* Begin *

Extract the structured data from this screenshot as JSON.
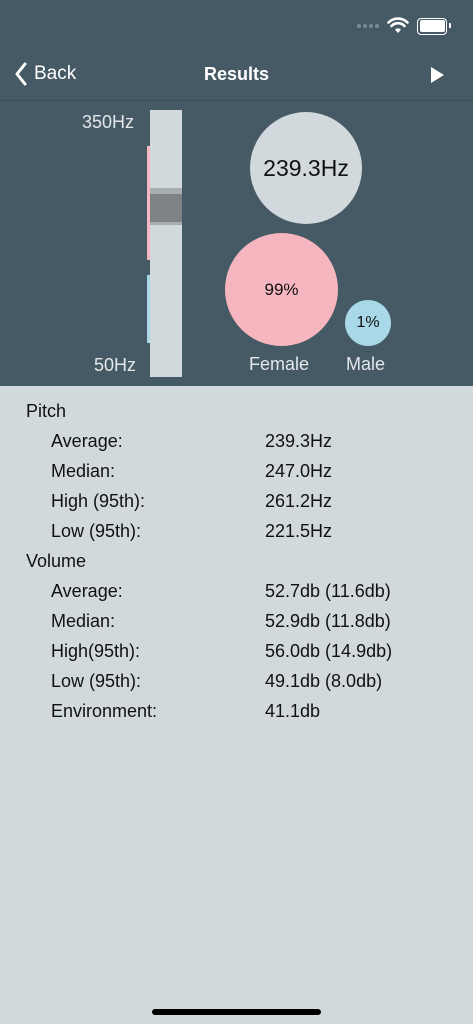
{
  "nav": {
    "back_label": "Back",
    "title": "Results"
  },
  "status_bar": {
    "icons": [
      "signal-icon",
      "wifi-icon",
      "battery-icon"
    ]
  },
  "pitch_scale": {
    "top_label": "350Hz",
    "bottom_label": "50Hz"
  },
  "summary": {
    "average_pitch": "239.3Hz",
    "female_percent": "99%",
    "male_percent": "1%",
    "female_label": "Female",
    "male_label": "Male"
  },
  "colors": {
    "header": "#465a65",
    "female": "#f6b6c0",
    "male": "#a9d8e9",
    "background": "#d1d9dd"
  },
  "pitch": {
    "heading": "Pitch",
    "rows": [
      {
        "label": "Average:",
        "value": "239.3Hz"
      },
      {
        "label": "Median:",
        "value": "247.0Hz"
      },
      {
        "label": "High (95th):",
        "value": "261.2Hz"
      },
      {
        "label": "Low (95th):",
        "value": "221.5Hz"
      }
    ]
  },
  "volume": {
    "heading": "Volume",
    "rows": [
      {
        "label": "Average:",
        "value": "52.7db (11.6db)"
      },
      {
        "label": "Median:",
        "value": "52.9db (11.8db)"
      },
      {
        "label": "High(95th):",
        "value": "56.0db (14.9db)"
      },
      {
        "label": "Low (95th):",
        "value": "49.1db (8.0db)"
      },
      {
        "label": "Environment:",
        "value": "41.1db"
      }
    ]
  }
}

* End *

(Problem to solve):
Quote the material exactly. Pictures stay out.

(Output below):
Extract the structured data from this screenshot as JSON.
{
  "nav": {
    "back_label": "Back",
    "title": "Results"
  },
  "status_bar": {
    "icons": [
      "signal-icon",
      "wifi-icon",
      "battery-icon"
    ]
  },
  "pitch_scale": {
    "top_label": "350Hz",
    "bottom_label": "50Hz"
  },
  "summary": {
    "average_pitch": "239.3Hz",
    "female_percent": "99%",
    "male_percent": "1%",
    "female_label": "Female",
    "male_label": "Male"
  },
  "colors": {
    "header": "#465a65",
    "female": "#f6b6c0",
    "male": "#a9d8e9",
    "background": "#d1d9dd"
  },
  "pitch": {
    "heading": "Pitch",
    "rows": [
      {
        "label": "Average:",
        "value": "239.3Hz"
      },
      {
        "label": "Median:",
        "value": "247.0Hz"
      },
      {
        "label": "High (95th):",
        "value": "261.2Hz"
      },
      {
        "label": "Low (95th):",
        "value": "221.5Hz"
      }
    ]
  },
  "volume": {
    "heading": "Volume",
    "rows": [
      {
        "label": "Average:",
        "value": "52.7db (11.6db)"
      },
      {
        "label": "Median:",
        "value": "52.9db (11.8db)"
      },
      {
        "label": "High(95th):",
        "value": "56.0db (14.9db)"
      },
      {
        "label": "Low (95th):",
        "value": "49.1db (8.0db)"
      },
      {
        "label": "Environment:",
        "value": "41.1db"
      }
    ]
  }
}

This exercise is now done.